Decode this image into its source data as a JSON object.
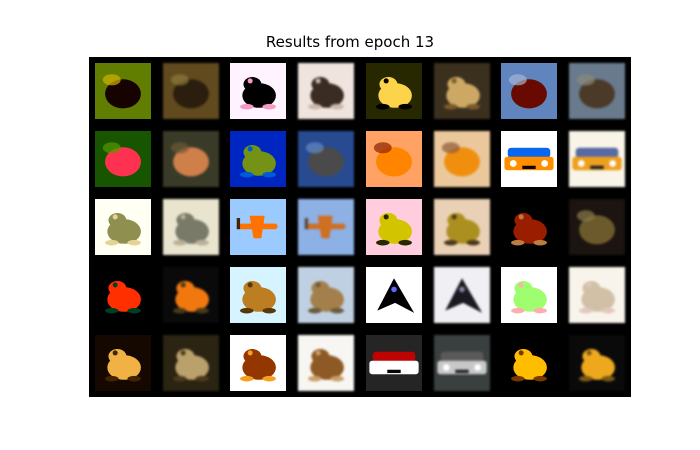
{
  "figure": {
    "title": "Results from epoch 13",
    "layout": "grid of image pairs (original, reconstruction)",
    "rows": 5,
    "cols": 8,
    "background": "#000000"
  },
  "cells": [
    {
      "subject": "dark creature on olive foliage",
      "kind": "original",
      "bg": "#6b7a2a",
      "fg": "#2a2010",
      "accent": "#b7a54a",
      "shape": "blob"
    },
    {
      "subject": "dark creature on olive foliage",
      "kind": "reconstruction",
      "bg": "#5e4a22",
      "fg": "#2a1e10",
      "accent": "#8a7a40",
      "shape": "blob"
    },
    {
      "subject": "dark frog on pink background",
      "kind": "original",
      "bg": "#f2dbe4",
      "fg": "#1c1a1a",
      "accent": "#c99ab0",
      "shape": "frog"
    },
    {
      "subject": "dark frog on pink background",
      "kind": "reconstruction",
      "bg": "#efe4e0",
      "fg": "#3a2c24",
      "accent": "#c9b8aa",
      "shape": "frog"
    },
    {
      "subject": "tan frog facing right",
      "kind": "original",
      "bg": "#3a3a1c",
      "fg": "#d4c07a",
      "accent": "#1c1c10",
      "shape": "frog"
    },
    {
      "subject": "tan frog facing right",
      "kind": "reconstruction",
      "bg": "#3a3020",
      "fg": "#c9a86a",
      "accent": "#7a5a30",
      "shape": "frog"
    },
    {
      "subject": "brown creature on blue-grey",
      "kind": "original",
      "bg": "#6f82a0",
      "fg": "#5a2a1a",
      "accent": "#a0a8b8",
      "shape": "blob"
    },
    {
      "subject": "brown creature on blue-grey",
      "kind": "reconstruction",
      "bg": "#6a7a8a",
      "fg": "#4a3a2a",
      "accent": "#8a8a7a",
      "shape": "blob"
    },
    {
      "subject": "red creature on green",
      "kind": "original",
      "bg": "#3a5a2a",
      "fg": "#c25060",
      "accent": "#6a8a3a",
      "shape": "blob"
    },
    {
      "subject": "red creature on green",
      "kind": "reconstruction",
      "bg": "#3a3a2a",
      "fg": "#c88050",
      "accent": "#6a5a3a",
      "shape": "blob"
    },
    {
      "subject": "green frog on blue",
      "kind": "original",
      "bg": "#1a3a8a",
      "fg": "#7a8a4a",
      "accent": "#2a60a0",
      "shape": "frog"
    },
    {
      "subject": "green frog on blue",
      "kind": "reconstruction",
      "bg": "#2a4a8a",
      "fg": "#4a4a4a",
      "accent": "#6a8aba",
      "shape": "blob"
    },
    {
      "subject": "orange creature on pink",
      "kind": "original",
      "bg": "#e0a080",
      "fg": "#e88a1a",
      "accent": "#6a3a2a",
      "shape": "blob"
    },
    {
      "subject": "orange creature on pink",
      "kind": "reconstruction",
      "bg": "#e8c8a0",
      "fg": "#e8901a",
      "accent": "#8a5a3a",
      "shape": "blob"
    },
    {
      "subject": "orange car front",
      "kind": "original",
      "bg": "#f8f8f8",
      "fg": "#e8902a",
      "accent": "#3a6ab0",
      "shape": "car"
    },
    {
      "subject": "orange car front",
      "kind": "reconstruction",
      "bg": "#f8f4e8",
      "fg": "#e8a02a",
      "accent": "#5a6aa0",
      "shape": "car"
    },
    {
      "subject": "grey frog",
      "kind": "original",
      "bg": "#f0f0e0",
      "fg": "#8a8a6a",
      "accent": "#c8c0a0",
      "shape": "frog"
    },
    {
      "subject": "grey frog",
      "kind": "reconstruction",
      "bg": "#e8e4d0",
      "fg": "#7a7a6a",
      "accent": "#b8b098",
      "shape": "frog"
    },
    {
      "subject": "airplane in blue sky",
      "kind": "original",
      "bg": "#a0b8e8",
      "fg": "#c87a1a",
      "accent": "#4a3a2a",
      "shape": "plane"
    },
    {
      "subject": "airplane in blue sky",
      "kind": "reconstruction",
      "bg": "#90b0e0",
      "fg": "#c8702a",
      "accent": "#5a4a3a",
      "shape": "plane"
    },
    {
      "subject": "spotted yellow-green frog",
      "kind": "original",
      "bg": "#e8c0c8",
      "fg": "#b8b02a",
      "accent": "#3a3a1a",
      "shape": "frog"
    },
    {
      "subject": "spotted yellow-green frog",
      "kind": "reconstruction",
      "bg": "#e8d0b8",
      "fg": "#a8902a",
      "accent": "#4a3a1a",
      "shape": "frog"
    },
    {
      "subject": "brown frog on dark",
      "kind": "original",
      "bg": "#1a1410",
      "fg": "#7a3a2a",
      "accent": "#a08060",
      "shape": "frog"
    },
    {
      "subject": "brown frog on dark",
      "kind": "reconstruction",
      "bg": "#1a1410",
      "fg": "#6a5a30",
      "accent": "#8a7a50",
      "shape": "blob"
    },
    {
      "subject": "orange-red frog on dark",
      "kind": "original",
      "bg": "#0a0a0a",
      "fg": "#e8501a",
      "accent": "#2a4a3a",
      "shape": "frog"
    },
    {
      "subject": "orange-red frog on dark",
      "kind": "reconstruction",
      "bg": "#0a0a0a",
      "fg": "#e87a1a",
      "accent": "#4a3a1a",
      "shape": "frog"
    },
    {
      "subject": "toad on light blue",
      "kind": "original",
      "bg": "#c8d8e8",
      "fg": "#a08050",
      "accent": "#5a4a30",
      "shape": "frog"
    },
    {
      "subject": "toad on light blue",
      "kind": "reconstruction",
      "bg": "#c0d0e0",
      "fg": "#a08050",
      "accent": "#6a5a40",
      "shape": "frog"
    },
    {
      "subject": "black stealth jet",
      "kind": "original",
      "bg": "#f0f0f8",
      "fg": "#101018",
      "accent": "#6a70c0",
      "shape": "jet"
    },
    {
      "subject": "black stealth jet",
      "kind": "reconstruction",
      "bg": "#f0f0f4",
      "fg": "#1a1a20",
      "accent": "#8a80a0",
      "shape": "jet"
    },
    {
      "subject": "pale green frogs on white",
      "kind": "original",
      "bg": "#f8f8f0",
      "fg": "#a8d890",
      "accent": "#d8a8a8",
      "shape": "frog"
    },
    {
      "subject": "pale green frogs on white",
      "kind": "reconstruction",
      "bg": "#f8f4ec",
      "fg": "#d0c0a8",
      "accent": "#e0c8c0",
      "shape": "frog"
    },
    {
      "subject": "frog on sand",
      "kind": "original",
      "bg": "#2a2414",
      "fg": "#c8a870",
      "accent": "#4a3a20",
      "shape": "frog"
    },
    {
      "subject": "frog on sand",
      "kind": "reconstruction",
      "bg": "#2a2414",
      "fg": "#b8a070",
      "accent": "#4a3a20",
      "shape": "frog"
    },
    {
      "subject": "brown frog on white",
      "kind": "original",
      "bg": "#f8f8f8",
      "fg": "#7a4a1a",
      "accent": "#c89a5a",
      "shape": "frog"
    },
    {
      "subject": "brown frog on white",
      "kind": "reconstruction",
      "bg": "#f8f6f2",
      "fg": "#8a5a2a",
      "accent": "#c8a070",
      "shape": "frog"
    },
    {
      "subject": "truck front",
      "kind": "original",
      "bg": "#3a3a3a",
      "fg": "#e8e8e8",
      "accent": "#8a2a2a",
      "shape": "car"
    },
    {
      "subject": "truck front",
      "kind": "reconstruction",
      "bg": "#3a4040",
      "fg": "#c8c8c8",
      "accent": "#5a5a5a",
      "shape": "car"
    },
    {
      "subject": "yellow toad on black",
      "kind": "original",
      "bg": "#0a0a0a",
      "fg": "#f0b01a",
      "accent": "#6a4a0a",
      "shape": "frog"
    },
    {
      "subject": "yellow toad on black",
      "kind": "reconstruction",
      "bg": "#0a0a0a",
      "fg": "#e8a82a",
      "accent": "#7a5a1a",
      "shape": "frog"
    }
  ]
}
━━━━━━━━━━━━━━━━
__EXERCISE OBJECTIVE__:
Restate the listing above word for word, and skip the pictures.

__WRITTEN RESPONSE__:
Decode this image into its source data as a JSON object.
{
  "figure": {
    "title": "Results from epoch 13",
    "layout": "grid of image pairs (original, reconstruction)",
    "rows": 5,
    "cols": 8,
    "background": "#000000"
  },
  "cells": [
    {
      "subject": "dark creature on olive foliage",
      "kind": "original",
      "bg": "#6b7a2a",
      "fg": "#2a2010",
      "accent": "#b7a54a",
      "shape": "blob"
    },
    {
      "subject": "dark creature on olive foliage",
      "kind": "reconstruction",
      "bg": "#5e4a22",
      "fg": "#2a1e10",
      "accent": "#8a7a40",
      "shape": "blob"
    },
    {
      "subject": "dark frog on pink background",
      "kind": "original",
      "bg": "#f2dbe4",
      "fg": "#1c1a1a",
      "accent": "#c99ab0",
      "shape": "frog"
    },
    {
      "subject": "dark frog on pink background",
      "kind": "reconstruction",
      "bg": "#efe4e0",
      "fg": "#3a2c24",
      "accent": "#c9b8aa",
      "shape": "frog"
    },
    {
      "subject": "tan frog facing right",
      "kind": "original",
      "bg": "#3a3a1c",
      "fg": "#d4c07a",
      "accent": "#1c1c10",
      "shape": "frog"
    },
    {
      "subject": "tan frog facing right",
      "kind": "reconstruction",
      "bg": "#3a3020",
      "fg": "#c9a86a",
      "accent": "#7a5a30",
      "shape": "frog"
    },
    {
      "subject": "brown creature on blue-grey",
      "kind": "original",
      "bg": "#6f82a0",
      "fg": "#5a2a1a",
      "accent": "#a0a8b8",
      "shape": "blob"
    },
    {
      "subject": "brown creature on blue-grey",
      "kind": "reconstruction",
      "bg": "#6a7a8a",
      "fg": "#4a3a2a",
      "accent": "#8a8a7a",
      "shape": "blob"
    },
    {
      "subject": "red creature on green",
      "kind": "original",
      "bg": "#3a5a2a",
      "fg": "#c25060",
      "accent": "#6a8a3a",
      "shape": "blob"
    },
    {
      "subject": "red creature on green",
      "kind": "reconstruction",
      "bg": "#3a3a2a",
      "fg": "#c88050",
      "accent": "#6a5a3a",
      "shape": "blob"
    },
    {
      "subject": "green frog on blue",
      "kind": "original",
      "bg": "#1a3a8a",
      "fg": "#7a8a4a",
      "accent": "#2a60a0",
      "shape": "frog"
    },
    {
      "subject": "green frog on blue",
      "kind": "reconstruction",
      "bg": "#2a4a8a",
      "fg": "#4a4a4a",
      "accent": "#6a8aba",
      "shape": "blob"
    },
    {
      "subject": "orange creature on pink",
      "kind": "original",
      "bg": "#e0a080",
      "fg": "#e88a1a",
      "accent": "#6a3a2a",
      "shape": "blob"
    },
    {
      "subject": "orange creature on pink",
      "kind": "reconstruction",
      "bg": "#e8c8a0",
      "fg": "#e8901a",
      "accent": "#8a5a3a",
      "shape": "blob"
    },
    {
      "subject": "orange car front",
      "kind": "original",
      "bg": "#f8f8f8",
      "fg": "#e8902a",
      "accent": "#3a6ab0",
      "shape": "car"
    },
    {
      "subject": "orange car front",
      "kind": "reconstruction",
      "bg": "#f8f4e8",
      "fg": "#e8a02a",
      "accent": "#5a6aa0",
      "shape": "car"
    },
    {
      "subject": "grey frog",
      "kind": "original",
      "bg": "#f0f0e0",
      "fg": "#8a8a6a",
      "accent": "#c8c0a0",
      "shape": "frog"
    },
    {
      "subject": "grey frog",
      "kind": "reconstruction",
      "bg": "#e8e4d0",
      "fg": "#7a7a6a",
      "accent": "#b8b098",
      "shape": "frog"
    },
    {
      "subject": "airplane in blue sky",
      "kind": "original",
      "bg": "#a0b8e8",
      "fg": "#c87a1a",
      "accent": "#4a3a2a",
      "shape": "plane"
    },
    {
      "subject": "airplane in blue sky",
      "kind": "reconstruction",
      "bg": "#90b0e0",
      "fg": "#c8702a",
      "accent": "#5a4a3a",
      "shape": "plane"
    },
    {
      "subject": "spotted yellow-green frog",
      "kind": "original",
      "bg": "#e8c0c8",
      "fg": "#b8b02a",
      "accent": "#3a3a1a",
      "shape": "frog"
    },
    {
      "subject": "spotted yellow-green frog",
      "kind": "reconstruction",
      "bg": "#e8d0b8",
      "fg": "#a8902a",
      "accent": "#4a3a1a",
      "shape": "frog"
    },
    {
      "subject": "brown frog on dark",
      "kind": "original",
      "bg": "#1a1410",
      "fg": "#7a3a2a",
      "accent": "#a08060",
      "shape": "frog"
    },
    {
      "subject": "brown frog on dark",
      "kind": "reconstruction",
      "bg": "#1a1410",
      "fg": "#6a5a30",
      "accent": "#8a7a50",
      "shape": "blob"
    },
    {
      "subject": "orange-red frog on dark",
      "kind": "original",
      "bg": "#0a0a0a",
      "fg": "#e8501a",
      "accent": "#2a4a3a",
      "shape": "frog"
    },
    {
      "subject": "orange-red frog on dark",
      "kind": "reconstruction",
      "bg": "#0a0a0a",
      "fg": "#e87a1a",
      "accent": "#4a3a1a",
      "shape": "frog"
    },
    {
      "subject": "toad on light blue",
      "kind": "original",
      "bg": "#c8d8e8",
      "fg": "#a08050",
      "accent": "#5a4a30",
      "shape": "frog"
    },
    {
      "subject": "toad on light blue",
      "kind": "reconstruction",
      "bg": "#c0d0e0",
      "fg": "#a08050",
      "accent": "#6a5a40",
      "shape": "frog"
    },
    {
      "subject": "black stealth jet",
      "kind": "original",
      "bg": "#f0f0f8",
      "fg": "#101018",
      "accent": "#6a70c0",
      "shape": "jet"
    },
    {
      "subject": "black stealth jet",
      "kind": "reconstruction",
      "bg": "#f0f0f4",
      "fg": "#1a1a20",
      "accent": "#8a80a0",
      "shape": "jet"
    },
    {
      "subject": "pale green frogs on white",
      "kind": "original",
      "bg": "#f8f8f0",
      "fg": "#a8d890",
      "accent": "#d8a8a8",
      "shape": "frog"
    },
    {
      "subject": "pale green frogs on white",
      "kind": "reconstruction",
      "bg": "#f8f4ec",
      "fg": "#d0c0a8",
      "accent": "#e0c8c0",
      "shape": "frog"
    },
    {
      "subject": "frog on sand",
      "kind": "original",
      "bg": "#2a2414",
      "fg": "#c8a870",
      "accent": "#4a3a20",
      "shape": "frog"
    },
    {
      "subject": "frog on sand",
      "kind": "reconstruction",
      "bg": "#2a2414",
      "fg": "#b8a070",
      "accent": "#4a3a20",
      "shape": "frog"
    },
    {
      "subject": "brown frog on white",
      "kind": "original",
      "bg": "#f8f8f8",
      "fg": "#7a4a1a",
      "accent": "#c89a5a",
      "shape": "frog"
    },
    {
      "subject": "brown frog on white",
      "kind": "reconstruction",
      "bg": "#f8f6f2",
      "fg": "#8a5a2a",
      "accent": "#c8a070",
      "shape": "frog"
    },
    {
      "subject": "truck front",
      "kind": "original",
      "bg": "#3a3a3a",
      "fg": "#e8e8e8",
      "accent": "#8a2a2a",
      "shape": "car"
    },
    {
      "subject": "truck front",
      "kind": "reconstruction",
      "bg": "#3a4040",
      "fg": "#c8c8c8",
      "accent": "#5a5a5a",
      "shape": "car"
    },
    {
      "subject": "yellow toad on black",
      "kind": "original",
      "bg": "#0a0a0a",
      "fg": "#f0b01a",
      "accent": "#6a4a0a",
      "shape": "frog"
    },
    {
      "subject": "yellow toad on black",
      "kind": "reconstruction",
      "bg": "#0a0a0a",
      "fg": "#e8a82a",
      "accent": "#7a5a1a",
      "shape": "frog"
    }
  ]
}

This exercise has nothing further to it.